### DOCUMENT PASSAGE ###

The Flesh Is Excellent, And Has Nearly The Same Flavour As That Of
The Deer.
The Bedouins make waterbags of their skins, and rings of their
horns, which they wear on their thumbs.
When the Beden is met with in
the plains the
[p.572] dogs of the hunters easily catch him; but they cannot come up
with him among the rocks, where he can make leaps of twenty feet.
The stout Bedouin youths are all hunters, and excellent marksmen; they
hold it a great honour to bring game to their tents, in proof of their
being hardy mountain runners, and good shots; and the epithet Bowardy
yknos es-szeyd [Arabic], “a marksman who hunts the game,” is one of the
most flattering that can be bestowed upon them. It appears, from an
ancient picture preserved in the convent, which represents the arrival
of an archbishop from Egypt, as well as from one of the written
documents in the archives, that in the sixteenth century all the Arabs
were armed with bows and arrows as well as with matchlocks; at present
the former are no longer known, but almost every tent has its matchlock,
which the men use with great address, notwithstanding its bad condition.

###

TASKS:
**1.** In the passage on Bedouin hunting, what epithet is one of the most flattering that can be given to the Bedouin youths?
**2.** Rewrite the stretch of the passage on Bedouin hunting from "When the Beden" through "of twenty feet.", putting "cliffs" in place of "rocks".
**3.** According to the passage on Bedouin hunting, why do the Bedouin youths consider it a great honor to bring game to their tents?

### DATASET ENTRIES ###

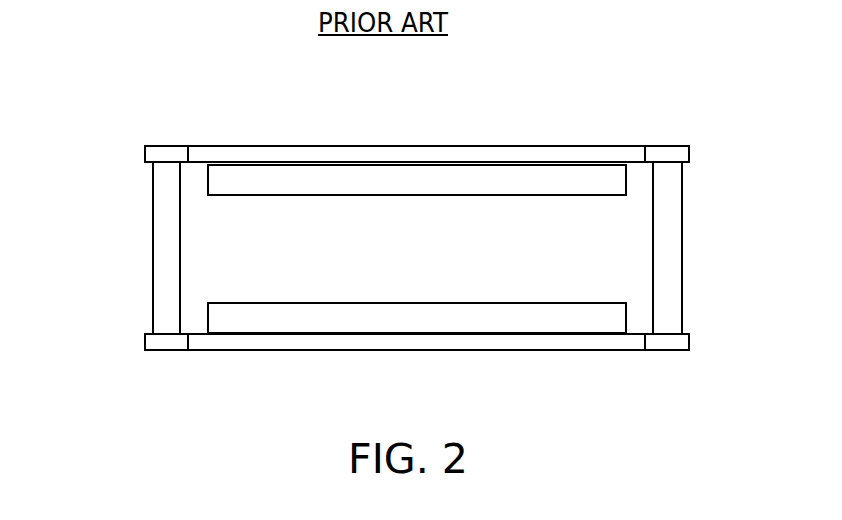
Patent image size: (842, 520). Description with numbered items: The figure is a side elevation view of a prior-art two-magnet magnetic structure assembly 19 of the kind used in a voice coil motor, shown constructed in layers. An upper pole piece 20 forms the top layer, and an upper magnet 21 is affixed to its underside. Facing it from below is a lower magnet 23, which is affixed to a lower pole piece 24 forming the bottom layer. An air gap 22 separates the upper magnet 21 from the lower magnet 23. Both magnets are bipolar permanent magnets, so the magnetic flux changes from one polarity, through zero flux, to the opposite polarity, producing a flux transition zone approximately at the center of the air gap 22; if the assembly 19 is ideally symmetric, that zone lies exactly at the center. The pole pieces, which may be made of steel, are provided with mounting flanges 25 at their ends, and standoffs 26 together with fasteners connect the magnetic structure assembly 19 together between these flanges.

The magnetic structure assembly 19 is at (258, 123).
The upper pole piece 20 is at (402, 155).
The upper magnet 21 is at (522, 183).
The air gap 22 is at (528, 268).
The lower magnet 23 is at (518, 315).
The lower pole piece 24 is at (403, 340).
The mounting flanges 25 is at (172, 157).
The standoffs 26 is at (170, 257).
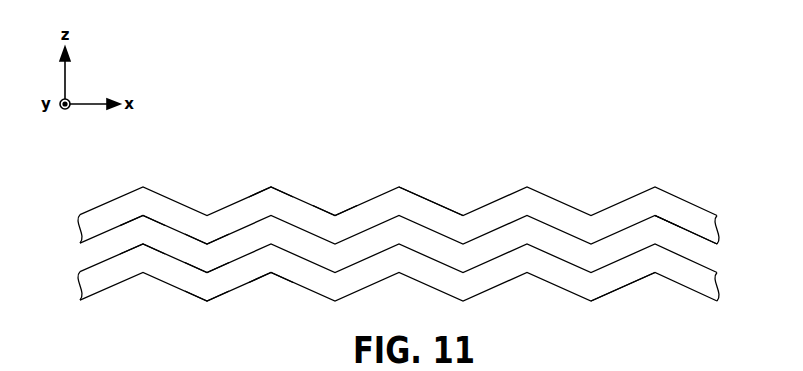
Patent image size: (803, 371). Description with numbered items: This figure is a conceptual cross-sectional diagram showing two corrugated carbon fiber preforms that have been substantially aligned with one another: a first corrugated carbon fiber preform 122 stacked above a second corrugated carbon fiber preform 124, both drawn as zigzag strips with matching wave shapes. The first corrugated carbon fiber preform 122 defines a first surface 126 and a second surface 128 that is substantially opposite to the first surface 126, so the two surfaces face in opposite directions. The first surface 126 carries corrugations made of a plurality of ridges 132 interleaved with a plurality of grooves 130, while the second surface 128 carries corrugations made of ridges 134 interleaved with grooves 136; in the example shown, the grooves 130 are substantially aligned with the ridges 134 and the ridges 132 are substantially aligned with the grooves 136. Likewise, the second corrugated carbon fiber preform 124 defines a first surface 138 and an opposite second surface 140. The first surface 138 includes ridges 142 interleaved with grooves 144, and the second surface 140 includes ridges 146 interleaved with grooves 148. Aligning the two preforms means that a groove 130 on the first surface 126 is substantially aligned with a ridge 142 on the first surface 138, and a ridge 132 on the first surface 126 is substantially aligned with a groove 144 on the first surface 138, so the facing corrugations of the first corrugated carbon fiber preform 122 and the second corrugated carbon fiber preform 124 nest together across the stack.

###

RESPONSES BY TASK:
**1.** Bowardy yknos es-szeyd, "a marksman who hunts the game."

**2.**
When the Beden is met with in
the plains the
[p.572] dogs of the hunters easily catch him; but they cannot come up
with him among the cliffs, where he can make leaps of twenty feet.

**3.** Bringing game home serves as proof that they are hardy mountain runners and good shots.